The records that follow are to be repeated without alteration.

** Begin Material for this exercise **

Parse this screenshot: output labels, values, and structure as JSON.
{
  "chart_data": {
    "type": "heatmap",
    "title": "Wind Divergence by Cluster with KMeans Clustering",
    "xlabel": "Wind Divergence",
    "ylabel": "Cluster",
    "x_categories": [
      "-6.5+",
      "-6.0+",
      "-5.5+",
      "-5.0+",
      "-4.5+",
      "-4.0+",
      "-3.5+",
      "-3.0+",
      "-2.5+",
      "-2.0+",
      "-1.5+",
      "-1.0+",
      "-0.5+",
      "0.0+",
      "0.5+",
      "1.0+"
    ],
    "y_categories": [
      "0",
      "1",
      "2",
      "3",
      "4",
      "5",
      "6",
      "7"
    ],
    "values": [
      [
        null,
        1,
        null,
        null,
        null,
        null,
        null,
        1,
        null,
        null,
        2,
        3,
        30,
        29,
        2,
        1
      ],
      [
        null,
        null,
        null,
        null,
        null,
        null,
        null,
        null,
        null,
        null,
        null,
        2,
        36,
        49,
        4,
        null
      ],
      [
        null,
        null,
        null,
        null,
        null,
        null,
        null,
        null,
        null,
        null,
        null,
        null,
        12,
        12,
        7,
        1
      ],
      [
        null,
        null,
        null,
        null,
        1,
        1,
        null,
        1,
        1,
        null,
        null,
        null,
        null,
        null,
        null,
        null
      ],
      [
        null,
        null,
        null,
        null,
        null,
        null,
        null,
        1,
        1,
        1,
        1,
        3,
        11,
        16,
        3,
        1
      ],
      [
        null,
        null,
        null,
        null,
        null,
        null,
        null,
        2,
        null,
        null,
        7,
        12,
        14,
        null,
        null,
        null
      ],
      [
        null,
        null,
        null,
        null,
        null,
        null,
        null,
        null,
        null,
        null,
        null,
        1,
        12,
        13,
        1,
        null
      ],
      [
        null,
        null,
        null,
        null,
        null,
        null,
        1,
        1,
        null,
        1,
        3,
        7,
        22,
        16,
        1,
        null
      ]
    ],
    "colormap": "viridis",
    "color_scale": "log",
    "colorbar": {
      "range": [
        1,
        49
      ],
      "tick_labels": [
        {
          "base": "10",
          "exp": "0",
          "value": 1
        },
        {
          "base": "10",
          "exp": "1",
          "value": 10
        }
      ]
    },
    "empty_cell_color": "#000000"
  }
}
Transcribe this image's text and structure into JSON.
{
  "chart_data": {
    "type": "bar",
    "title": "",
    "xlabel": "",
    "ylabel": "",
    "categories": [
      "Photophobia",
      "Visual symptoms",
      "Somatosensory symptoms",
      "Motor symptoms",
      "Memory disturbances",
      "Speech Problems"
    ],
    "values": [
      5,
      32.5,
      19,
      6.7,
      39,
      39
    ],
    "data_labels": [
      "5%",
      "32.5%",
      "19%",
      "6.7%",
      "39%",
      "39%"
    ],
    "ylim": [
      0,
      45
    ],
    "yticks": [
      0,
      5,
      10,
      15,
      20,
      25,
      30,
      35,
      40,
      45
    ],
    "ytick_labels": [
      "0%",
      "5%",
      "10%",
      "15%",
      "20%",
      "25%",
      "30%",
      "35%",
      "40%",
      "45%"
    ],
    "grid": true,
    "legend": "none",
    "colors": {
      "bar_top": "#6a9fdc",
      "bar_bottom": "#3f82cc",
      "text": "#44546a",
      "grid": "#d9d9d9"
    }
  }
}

** End Material for this exercise **

◆ **Task output**:
Parse this screenshot: output labels, values, and structure as JSON.
{
  "chart_data": {
    "type": "heatmap",
    "title": "Wind Divergence by Cluster with KMeans Clustering",
    "xlabel": "Wind Divergence",
    "ylabel": "Cluster",
    "x_categories": [
      "-6.5+",
      "-6.0+",
      "-5.5+",
      "-5.0+",
      "-4.5+",
      "-4.0+",
      "-3.5+",
      "-3.0+",
      "-2.5+",
      "-2.0+",
      "-1.5+",
      "-1.0+",
      "-0.5+",
      "0.0+",
      "0.5+",
      "1.0+"
    ],
    "y_categories": [
      "0",
      "1",
      "2",
      "3",
      "4",
      "5",
      "6",
      "7"
    ],
    "values": [
      [
        null,
        1,
        null,
        null,
        null,
        null,
        null,
        1,
        null,
        null,
        2,
        3,
        30,
        29,
        2,
        1
      ],
      [
        null,
        null,
        null,
        null,
        null,
        null,
        null,
        null,
        null,
        null,
        null,
        2,
        36,
        49,
        4,
        null
      ],
      [
        null,
        null,
        null,
        null,
        null,
        null,
        null,
        null,
        null,
        null,
        null,
        null,
        12,
        12,
        7,
        1
      ],
      [
        null,
        null,
        null,
        null,
        1,
        1,
        null,
        1,
        1,
        null,
        null,
        null,
        null,
        null,
        null,
        null
      ],
      [
        null,
        null,
        null,
        null,
        null,
        null,
        null,
        1,
        1,
        1,
        1,
        3,
        11,
        16,
        3,
        1
      ],
      [
        null,
        null,
        null,
        null,
        null,
        null,
        null,
        2,
        null,
        null,
        7,
        12,
        14,
        null,
        null,
        null
      ],
      [
        null,
        null,
        null,
        null,
        null,
        null,
        null,
        null,
        null,
        null,
        null,
        1,
        12,
        13,
        1,
        null
      ],
      [
        null,
        null,
        null,
        null,
        null,
        null,
        1,
        1,
        null,
        1,
        3,
        7,
        22,
        16,
        1,
        null
      ]
    ],
    "colormap": "viridis",
    "color_scale": "log",
    "colorbar": {
      "range": [
        1,
        49
      ],
      "tick_labels": [
        {
          "base": "10",
          "exp": "0",
          "value": 1
        },
        {
          "base": "10",
          "exp": "1",
          "value": 10
        }
      ]
    },
    "empty_cell_color": "#000000"
  }
}
Transcribe this image's text and structure into JSON.
{
  "chart_data": {
    "type": "bar",
    "title": "",
    "xlabel": "",
    "ylabel": "",
    "categories": [
      "Photophobia",
      "Visual symptoms",
      "Somatosensory symptoms",
      "Motor symptoms",
      "Memory disturbances",
      "Speech Problems"
    ],
    "values": [
      5,
      32.5,
      19,
      6.7,
      39,
      39
    ],
    "data_labels": [
      "5%",
      "32.5%",
      "19%",
      "6.7%",
      "39%",
      "39%"
    ],
    "ylim": [
      0,
      45
    ],
    "yticks": [
      0,
      5,
      10,
      15,
      20,
      25,
      30,
      35,
      40,
      45
    ],
    "ytick_labels": [
      "0%",
      "5%",
      "10%",
      "15%",
      "20%",
      "25%",
      "30%",
      "35%",
      "40%",
      "45%"
    ],
    "grid": true,
    "legend": "none",
    "colors": {
      "bar_top": "#6a9fdc",
      "bar_bottom": "#3f82cc",
      "text": "#44546a",
      "grid": "#d9d9d9"
    }
  }
}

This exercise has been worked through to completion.